The listing below should be printed exactly, every line of it. Skip the pictures.
======
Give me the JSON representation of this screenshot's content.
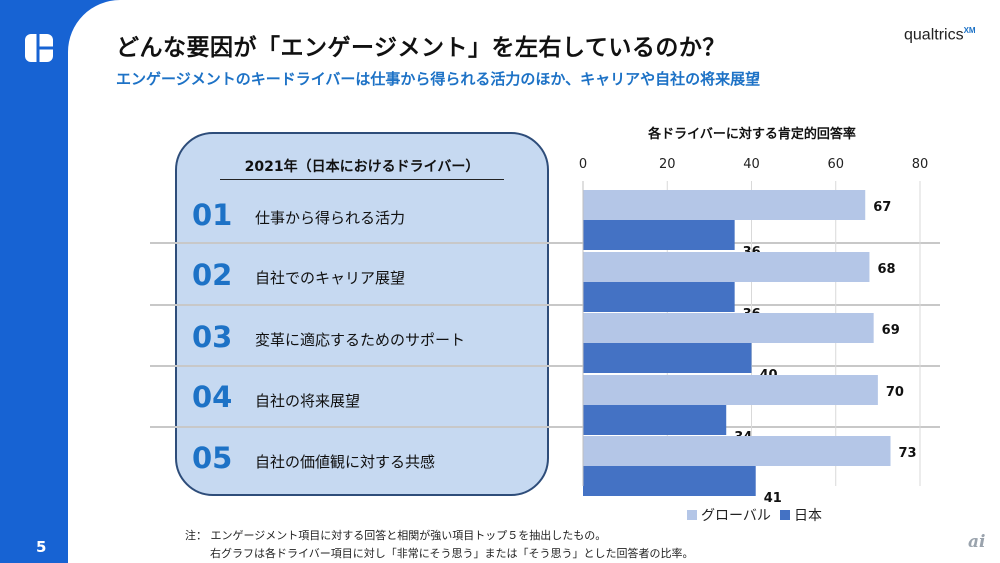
{
  "page_number": "5",
  "title": "どんな要因が「エンゲージメント」を左右しているのか？",
  "subtitle": "エンゲージメントのキードライバーは仕事から得られる活力のほか、キャリアや自社の将来展望",
  "brand": "qualtrics",
  "brand_sup": "XM",
  "box_title": "2021年（日本におけるドライバー）",
  "drivers": [
    {
      "num": "01",
      "label": "仕事から得られる活力"
    },
    {
      "num": "02",
      "label": "自社でのキャリア展望"
    },
    {
      "num": "03",
      "label": "変革に適応するためのサポート"
    },
    {
      "num": "04",
      "label": "自社の将来展望"
    },
    {
      "num": "05",
      "label": "自社の価値観に対する共感"
    }
  ],
  "notes": [
    "注：  エンゲージメント項目に対する回答と相関が強い項目トップ５を抽出したもの。",
    "右グラフは各ドライバー項目に対し「非常にそう思う」または「そう思う」とした回答者の比率。"
  ],
  "watermark": "ai",
  "chart_data": {
    "type": "bar",
    "orientation": "horizontal",
    "title": "各ドライバーに対する肯定的回答率",
    "categories": [
      "仕事から得られる活力",
      "自社でのキャリア展望",
      "変革に適応するためのサポート",
      "自社の将来展望",
      "自社の価値観に対する共感"
    ],
    "series": [
      {
        "name": "グローバル",
        "color": "#b4c6e7",
        "values": [
          67,
          68,
          69,
          70,
          73
        ]
      },
      {
        "name": "日本",
        "color": "#4472c4",
        "values": [
          36,
          36,
          40,
          34,
          41
        ]
      }
    ],
    "xlim": [
      0,
      80
    ],
    "ticks": [
      0,
      20,
      40,
      60,
      80
    ],
    "grid": true,
    "legend": "bottom"
  }
}
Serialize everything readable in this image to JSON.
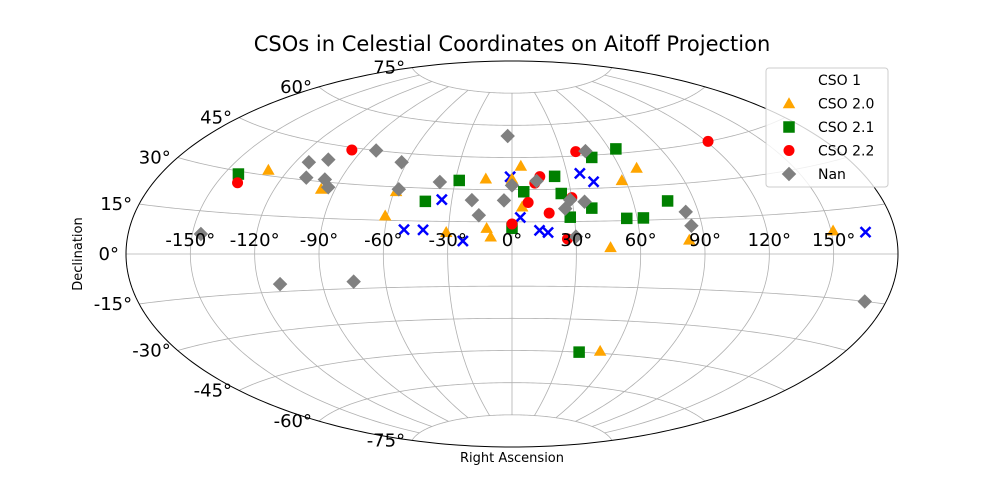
======
**Solution for this problem**
Give me the JSON representation of this screenshot's content.
{
  "page_number": "5",
  "title": "どんな要因が「エンゲージメント」を左右しているのか？",
  "subtitle": "エンゲージメントのキードライバーは仕事から得られる活力のほか、キャリアや自社の将来展望",
  "brand": "qualtrics",
  "brand_sup": "XM",
  "box_title": "2021年（日本におけるドライバー）",
  "drivers": [
    {
      "num": "01",
      "label": "仕事から得られる活力"
    },
    {
      "num": "02",
      "label": "自社でのキャリア展望"
    },
    {
      "num": "03",
      "label": "変革に適応するためのサポート"
    },
    {
      "num": "04",
      "label": "自社の将来展望"
    },
    {
      "num": "05",
      "label": "自社の価値観に対する共感"
    }
  ],
  "notes": [
    "注：  エンゲージメント項目に対する回答と相関が強い項目トップ５を抽出したもの。",
    "右グラフは各ドライバー項目に対し「非常にそう思う」または「そう思う」とした回答者の比率。"
  ],
  "watermark": "ai",
  "chart_data": {
    "type": "bar",
    "orientation": "horizontal",
    "title": "各ドライバーに対する肯定的回答率",
    "categories": [
      "仕事から得られる活力",
      "自社でのキャリア展望",
      "変革に適応するためのサポート",
      "自社の将来展望",
      "自社の価値観に対する共感"
    ],
    "series": [
      {
        "name": "グローバル",
        "color": "#b4c6e7",
        "values": [
          67,
          68,
          69,
          70,
          73
        ]
      },
      {
        "name": "日本",
        "color": "#4472c4",
        "values": [
          36,
          36,
          40,
          34,
          41
        ]
      }
    ],
    "xlim": [
      0,
      80
    ],
    "ticks": [
      0,
      20,
      40,
      60,
      80
    ],
    "grid": true,
    "legend": "bottom"
  }
}
Serialize everything readable in this image to JSON.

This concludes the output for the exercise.